## EXERCISE GOAL
Check each line of the data for "usulan" and select those that have it.

## INFORMATION PROVIDED
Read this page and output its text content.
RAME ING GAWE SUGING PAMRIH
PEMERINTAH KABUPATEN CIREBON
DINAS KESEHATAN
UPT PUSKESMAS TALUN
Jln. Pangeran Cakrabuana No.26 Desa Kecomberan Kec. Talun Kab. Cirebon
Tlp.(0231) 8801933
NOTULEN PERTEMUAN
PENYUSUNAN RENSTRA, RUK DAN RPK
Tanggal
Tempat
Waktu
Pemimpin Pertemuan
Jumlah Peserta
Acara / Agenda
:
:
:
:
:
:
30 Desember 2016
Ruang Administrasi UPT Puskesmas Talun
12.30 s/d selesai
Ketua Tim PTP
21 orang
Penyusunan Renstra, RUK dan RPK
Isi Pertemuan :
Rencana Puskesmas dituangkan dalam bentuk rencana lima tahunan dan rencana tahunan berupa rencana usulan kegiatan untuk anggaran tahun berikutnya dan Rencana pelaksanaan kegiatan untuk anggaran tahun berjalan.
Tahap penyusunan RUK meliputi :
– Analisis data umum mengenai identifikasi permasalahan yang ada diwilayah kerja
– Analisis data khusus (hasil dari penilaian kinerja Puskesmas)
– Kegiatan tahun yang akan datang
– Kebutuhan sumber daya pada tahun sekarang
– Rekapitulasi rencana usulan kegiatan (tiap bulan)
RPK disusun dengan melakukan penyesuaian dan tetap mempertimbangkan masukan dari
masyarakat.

## REPLY TO THE TASK
Rencana Puskesmas dituangkan dalam bentuk rencana lima tahunan dan rencana tahunan berupa rencana usulan kegiatan untuk anggaran tahun berikutnya dan Rencana pelaksanaan kegiatan untuk anggaran tahun berjalan.
– Rekapitulasi rencana usulan kegiatan (tiap bulan)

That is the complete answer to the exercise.